Written task: Extract the complete listing and output it unchanged.

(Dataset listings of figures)
━━━━━━━━━━━━━━━━━━━━
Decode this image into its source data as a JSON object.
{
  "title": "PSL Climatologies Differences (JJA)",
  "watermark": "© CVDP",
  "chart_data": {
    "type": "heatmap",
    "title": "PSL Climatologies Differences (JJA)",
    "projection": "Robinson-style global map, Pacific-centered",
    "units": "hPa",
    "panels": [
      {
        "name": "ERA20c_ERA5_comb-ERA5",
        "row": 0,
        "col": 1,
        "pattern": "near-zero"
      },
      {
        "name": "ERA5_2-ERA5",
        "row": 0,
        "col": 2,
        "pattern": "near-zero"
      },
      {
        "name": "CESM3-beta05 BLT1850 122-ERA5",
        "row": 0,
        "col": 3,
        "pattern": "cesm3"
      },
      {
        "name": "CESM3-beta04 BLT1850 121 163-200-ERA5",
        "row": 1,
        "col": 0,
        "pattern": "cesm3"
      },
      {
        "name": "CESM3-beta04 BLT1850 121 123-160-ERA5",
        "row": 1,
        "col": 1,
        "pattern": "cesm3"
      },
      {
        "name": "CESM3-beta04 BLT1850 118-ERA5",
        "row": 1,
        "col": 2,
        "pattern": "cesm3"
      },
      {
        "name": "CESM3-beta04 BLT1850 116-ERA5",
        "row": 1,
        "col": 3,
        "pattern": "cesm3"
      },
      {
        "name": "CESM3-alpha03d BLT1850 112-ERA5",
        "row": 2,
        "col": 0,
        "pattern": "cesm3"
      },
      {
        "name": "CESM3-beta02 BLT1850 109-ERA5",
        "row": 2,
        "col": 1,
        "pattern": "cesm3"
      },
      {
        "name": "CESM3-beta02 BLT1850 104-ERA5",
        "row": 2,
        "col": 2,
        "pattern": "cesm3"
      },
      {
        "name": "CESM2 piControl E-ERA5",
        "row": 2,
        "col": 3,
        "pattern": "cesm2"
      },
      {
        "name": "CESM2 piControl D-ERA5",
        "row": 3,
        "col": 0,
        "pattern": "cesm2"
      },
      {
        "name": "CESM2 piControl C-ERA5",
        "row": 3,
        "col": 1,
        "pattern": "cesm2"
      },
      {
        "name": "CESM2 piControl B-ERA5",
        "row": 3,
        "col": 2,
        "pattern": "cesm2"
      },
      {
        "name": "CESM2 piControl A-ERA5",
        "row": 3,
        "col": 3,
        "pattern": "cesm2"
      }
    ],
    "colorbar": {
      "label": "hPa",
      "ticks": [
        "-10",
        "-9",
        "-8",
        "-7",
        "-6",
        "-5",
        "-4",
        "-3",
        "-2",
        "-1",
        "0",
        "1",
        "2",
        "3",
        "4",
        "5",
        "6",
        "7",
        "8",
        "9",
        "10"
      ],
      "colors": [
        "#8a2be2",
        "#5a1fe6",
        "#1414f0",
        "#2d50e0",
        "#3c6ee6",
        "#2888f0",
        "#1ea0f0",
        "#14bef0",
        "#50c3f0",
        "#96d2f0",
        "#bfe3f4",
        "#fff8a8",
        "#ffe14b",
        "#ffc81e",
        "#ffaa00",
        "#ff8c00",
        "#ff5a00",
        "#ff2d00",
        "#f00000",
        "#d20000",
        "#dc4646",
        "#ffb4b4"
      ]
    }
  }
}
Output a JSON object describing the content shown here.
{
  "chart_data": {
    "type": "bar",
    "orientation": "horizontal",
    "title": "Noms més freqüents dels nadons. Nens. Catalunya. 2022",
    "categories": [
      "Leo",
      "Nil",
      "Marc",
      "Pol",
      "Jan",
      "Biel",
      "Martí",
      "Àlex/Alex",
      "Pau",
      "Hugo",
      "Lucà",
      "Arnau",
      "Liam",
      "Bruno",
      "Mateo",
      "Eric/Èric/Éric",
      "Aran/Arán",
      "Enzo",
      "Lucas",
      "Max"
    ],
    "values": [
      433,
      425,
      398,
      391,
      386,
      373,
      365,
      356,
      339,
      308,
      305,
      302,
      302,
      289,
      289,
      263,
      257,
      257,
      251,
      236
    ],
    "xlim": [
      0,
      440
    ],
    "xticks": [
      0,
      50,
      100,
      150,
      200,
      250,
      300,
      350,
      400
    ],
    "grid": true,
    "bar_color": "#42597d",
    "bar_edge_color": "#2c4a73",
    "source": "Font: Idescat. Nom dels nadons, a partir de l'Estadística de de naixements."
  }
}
━━━━━━━━━━━━━━━━━━━━
Solution below:
Decode this image into its source data as a JSON object.
{
  "title": "PSL Climatologies Differences (JJA)",
  "watermark": "© CVDP",
  "chart_data": {
    "type": "heatmap",
    "title": "PSL Climatologies Differences (JJA)",
    "projection": "Robinson-style global map, Pacific-centered",
    "units": "hPa",
    "panels": [
      {
        "name": "ERA20c_ERA5_comb-ERA5",
        "row": 0,
        "col": 1,
        "pattern": "near-zero"
      },
      {
        "name": "ERA5_2-ERA5",
        "row": 0,
        "col": 2,
        "pattern": "near-zero"
      },
      {
        "name": "CESM3-beta05 BLT1850 122-ERA5",
        "row": 0,
        "col": 3,
        "pattern": "cesm3"
      },
      {
        "name": "CESM3-beta04 BLT1850 121 163-200-ERA5",
        "row": 1,
        "col": 0,
        "pattern": "cesm3"
      },
      {
        "name": "CESM3-beta04 BLT1850 121 123-160-ERA5",
        "row": 1,
        "col": 1,
        "pattern": "cesm3"
      },
      {
        "name": "CESM3-beta04 BLT1850 118-ERA5",
        "row": 1,
        "col": 2,
        "pattern": "cesm3"
      },
      {
        "name": "CESM3-beta04 BLT1850 116-ERA5",
        "row": 1,
        "col": 3,
        "pattern": "cesm3"
      },
      {
        "name": "CESM3-alpha03d BLT1850 112-ERA5",
        "row": 2,
        "col": 0,
        "pattern": "cesm3"
      },
      {
        "name": "CESM3-beta02 BLT1850 109-ERA5",
        "row": 2,
        "col": 1,
        "pattern": "cesm3"
      },
      {
        "name": "CESM3-beta02 BLT1850 104-ERA5",
        "row": 2,
        "col": 2,
        "pattern": "cesm3"
      },
      {
        "name": "CESM2 piControl E-ERA5",
        "row": 2,
        "col": 3,
        "pattern": "cesm2"
      },
      {
        "name": "CESM2 piControl D-ERA5",
        "row": 3,
        "col": 0,
        "pattern": "cesm2"
      },
      {
        "name": "CESM2 piControl C-ERA5",
        "row": 3,
        "col": 1,
        "pattern": "cesm2"
      },
      {
        "name": "CESM2 piControl B-ERA5",
        "row": 3,
        "col": 2,
        "pattern": "cesm2"
      },
      {
        "name": "CESM2 piControl A-ERA5",
        "row": 3,
        "col": 3,
        "pattern": "cesm2"
      }
    ],
    "colorbar": {
      "label": "hPa",
      "ticks": [
        "-10",
        "-9",
        "-8",
        "-7",
        "-6",
        "-5",
        "-4",
        "-3",
        "-2",
        "-1",
        "0",
        "1",
        "2",
        "3",
        "4",
        "5",
        "6",
        "7",
        "8",
        "9",
        "10"
      ],
      "colors": [
        "#8a2be2",
        "#5a1fe6",
        "#1414f0",
        "#2d50e0",
        "#3c6ee6",
        "#2888f0",
        "#1ea0f0",
        "#14bef0",
        "#50c3f0",
        "#96d2f0",
        "#bfe3f4",
        "#fff8a8",
        "#ffe14b",
        "#ffc81e",
        "#ffaa00",
        "#ff8c00",
        "#ff5a00",
        "#ff2d00",
        "#f00000",
        "#d20000",
        "#dc4646",
        "#ffb4b4"
      ]
    }
  }
}
Output a JSON object describing the content shown here.
{
  "chart_data": {
    "type": "bar",
    "orientation": "horizontal",
    "title": "Noms més freqüents dels nadons. Nens. Catalunya. 2022",
    "categories": [
      "Leo",
      "Nil",
      "Marc",
      "Pol",
      "Jan",
      "Biel",
      "Martí",
      "Àlex/Alex",
      "Pau",
      "Hugo",
      "Lucà",
      "Arnau",
      "Liam",
      "Bruno",
      "Mateo",
      "Eric/Èric/Éric",
      "Aran/Arán",
      "Enzo",
      "Lucas",
      "Max"
    ],
    "values": [
      433,
      425,
      398,
      391,
      386,
      373,
      365,
      356,
      339,
      308,
      305,
      302,
      302,
      289,
      289,
      263,
      257,
      257,
      251,
      236
    ],
    "xlim": [
      0,
      440
    ],
    "xticks": [
      0,
      50,
      100,
      150,
      200,
      250,
      300,
      350,
      400
    ],
    "grid": true,
    "bar_color": "#42597d",
    "bar_edge_color": "#2c4a73",
    "source": "Font: Idescat. Nom dels nadons, a partir de l'Estadística de de naixements."
  }
}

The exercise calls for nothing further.